▸ What is needed
Find every line in the records below that contains the word "федерального", and copy each such line.

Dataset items
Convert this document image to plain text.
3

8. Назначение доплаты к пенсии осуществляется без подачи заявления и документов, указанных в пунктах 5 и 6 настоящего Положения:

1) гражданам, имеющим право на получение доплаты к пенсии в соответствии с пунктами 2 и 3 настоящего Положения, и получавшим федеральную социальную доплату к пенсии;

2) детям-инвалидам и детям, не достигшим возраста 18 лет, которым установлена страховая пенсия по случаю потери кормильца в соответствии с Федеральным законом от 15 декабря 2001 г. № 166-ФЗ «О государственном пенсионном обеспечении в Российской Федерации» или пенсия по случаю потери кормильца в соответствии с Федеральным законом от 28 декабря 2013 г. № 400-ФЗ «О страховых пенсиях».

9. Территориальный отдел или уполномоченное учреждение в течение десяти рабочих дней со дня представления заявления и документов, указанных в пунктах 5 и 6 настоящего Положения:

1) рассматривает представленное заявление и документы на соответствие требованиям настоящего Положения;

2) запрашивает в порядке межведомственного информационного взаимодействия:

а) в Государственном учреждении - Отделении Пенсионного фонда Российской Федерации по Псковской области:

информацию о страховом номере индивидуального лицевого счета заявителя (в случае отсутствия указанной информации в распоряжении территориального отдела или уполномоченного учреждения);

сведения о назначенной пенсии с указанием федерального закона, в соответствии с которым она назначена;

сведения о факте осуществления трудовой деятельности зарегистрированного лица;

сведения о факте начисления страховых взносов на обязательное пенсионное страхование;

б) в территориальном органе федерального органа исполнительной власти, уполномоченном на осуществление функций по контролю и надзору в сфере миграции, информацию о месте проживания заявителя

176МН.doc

▸ Task response
сведения о назначенной пенсии с указанием федерального закона, в соответствии с которым она назначена;
б) в территориальном органе федерального органа исполнительной власти, уполномоченном на осуществление функций по контролю и надзору в сфере миграции, информацию о месте проживания заявителя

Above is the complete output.